• **Short task**: Give the count of lines containing the string "Roke", with no other output.

== Records provided

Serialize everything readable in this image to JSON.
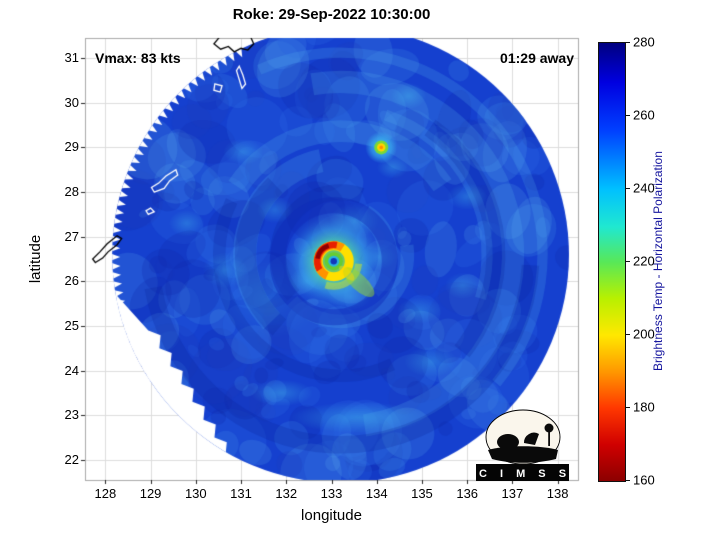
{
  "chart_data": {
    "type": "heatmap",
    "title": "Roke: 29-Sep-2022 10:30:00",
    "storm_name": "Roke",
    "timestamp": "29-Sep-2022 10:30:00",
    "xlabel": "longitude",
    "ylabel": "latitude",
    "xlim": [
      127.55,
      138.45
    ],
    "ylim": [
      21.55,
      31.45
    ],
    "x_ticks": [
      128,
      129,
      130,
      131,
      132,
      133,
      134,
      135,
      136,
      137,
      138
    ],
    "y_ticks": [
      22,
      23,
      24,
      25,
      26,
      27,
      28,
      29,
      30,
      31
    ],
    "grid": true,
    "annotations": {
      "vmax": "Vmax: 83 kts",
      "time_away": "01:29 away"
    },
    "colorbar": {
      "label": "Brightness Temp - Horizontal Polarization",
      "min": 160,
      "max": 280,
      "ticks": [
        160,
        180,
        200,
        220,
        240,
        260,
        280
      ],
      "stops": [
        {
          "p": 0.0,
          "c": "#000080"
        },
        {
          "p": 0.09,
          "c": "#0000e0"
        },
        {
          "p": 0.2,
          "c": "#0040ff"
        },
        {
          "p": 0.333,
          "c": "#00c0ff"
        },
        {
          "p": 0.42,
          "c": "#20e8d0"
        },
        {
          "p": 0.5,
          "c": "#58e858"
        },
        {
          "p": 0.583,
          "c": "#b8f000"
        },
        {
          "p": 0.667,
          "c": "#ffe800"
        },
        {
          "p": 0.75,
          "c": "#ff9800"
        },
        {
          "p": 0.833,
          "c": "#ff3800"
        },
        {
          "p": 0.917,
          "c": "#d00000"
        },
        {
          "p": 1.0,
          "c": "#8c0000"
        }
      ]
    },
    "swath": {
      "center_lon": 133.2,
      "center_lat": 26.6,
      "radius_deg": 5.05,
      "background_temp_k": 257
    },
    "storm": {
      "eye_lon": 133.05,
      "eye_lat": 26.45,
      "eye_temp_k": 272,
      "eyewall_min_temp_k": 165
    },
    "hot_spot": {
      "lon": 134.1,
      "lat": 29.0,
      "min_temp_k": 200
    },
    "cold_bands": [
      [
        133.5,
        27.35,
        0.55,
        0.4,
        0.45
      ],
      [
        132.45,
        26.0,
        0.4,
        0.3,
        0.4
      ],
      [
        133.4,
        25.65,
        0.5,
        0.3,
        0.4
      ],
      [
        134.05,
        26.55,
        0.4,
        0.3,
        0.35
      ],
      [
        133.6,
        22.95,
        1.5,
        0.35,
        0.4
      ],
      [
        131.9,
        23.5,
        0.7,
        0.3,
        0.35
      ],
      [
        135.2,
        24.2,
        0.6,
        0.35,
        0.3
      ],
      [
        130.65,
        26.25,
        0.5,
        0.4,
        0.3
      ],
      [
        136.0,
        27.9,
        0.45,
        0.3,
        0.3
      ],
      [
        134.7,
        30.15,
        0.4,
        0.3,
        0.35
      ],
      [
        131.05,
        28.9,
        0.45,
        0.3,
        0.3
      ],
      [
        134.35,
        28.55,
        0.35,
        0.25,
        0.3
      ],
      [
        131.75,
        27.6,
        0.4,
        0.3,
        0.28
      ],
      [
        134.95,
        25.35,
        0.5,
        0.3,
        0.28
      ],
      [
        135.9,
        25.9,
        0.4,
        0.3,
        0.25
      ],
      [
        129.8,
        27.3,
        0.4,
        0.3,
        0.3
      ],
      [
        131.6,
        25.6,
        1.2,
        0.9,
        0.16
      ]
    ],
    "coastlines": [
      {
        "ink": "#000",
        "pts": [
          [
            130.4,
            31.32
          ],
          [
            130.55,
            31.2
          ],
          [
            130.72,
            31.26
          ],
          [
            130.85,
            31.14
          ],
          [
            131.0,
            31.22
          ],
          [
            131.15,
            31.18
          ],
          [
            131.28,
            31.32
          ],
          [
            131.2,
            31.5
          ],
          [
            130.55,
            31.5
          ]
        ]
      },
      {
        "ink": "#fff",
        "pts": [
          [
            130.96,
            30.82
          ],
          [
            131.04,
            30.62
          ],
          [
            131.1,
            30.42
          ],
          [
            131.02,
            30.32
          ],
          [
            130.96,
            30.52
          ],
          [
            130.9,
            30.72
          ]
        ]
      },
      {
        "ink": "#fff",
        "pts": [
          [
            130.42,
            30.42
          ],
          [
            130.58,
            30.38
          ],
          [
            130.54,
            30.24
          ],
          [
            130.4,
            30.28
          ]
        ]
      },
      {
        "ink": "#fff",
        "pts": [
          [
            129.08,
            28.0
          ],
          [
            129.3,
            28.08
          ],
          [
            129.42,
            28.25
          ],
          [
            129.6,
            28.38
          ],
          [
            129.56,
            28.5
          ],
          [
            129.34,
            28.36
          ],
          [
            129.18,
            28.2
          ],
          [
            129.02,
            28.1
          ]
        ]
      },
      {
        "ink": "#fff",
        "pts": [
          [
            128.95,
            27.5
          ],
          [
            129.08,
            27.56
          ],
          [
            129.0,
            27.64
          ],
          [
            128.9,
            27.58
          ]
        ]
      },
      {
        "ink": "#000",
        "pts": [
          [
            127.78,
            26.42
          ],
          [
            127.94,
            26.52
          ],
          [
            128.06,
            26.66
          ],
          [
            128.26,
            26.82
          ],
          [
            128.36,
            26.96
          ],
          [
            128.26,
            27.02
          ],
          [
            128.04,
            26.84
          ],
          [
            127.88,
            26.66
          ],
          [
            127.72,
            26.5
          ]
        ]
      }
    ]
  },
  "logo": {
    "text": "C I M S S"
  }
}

====

• **Right answer**: 2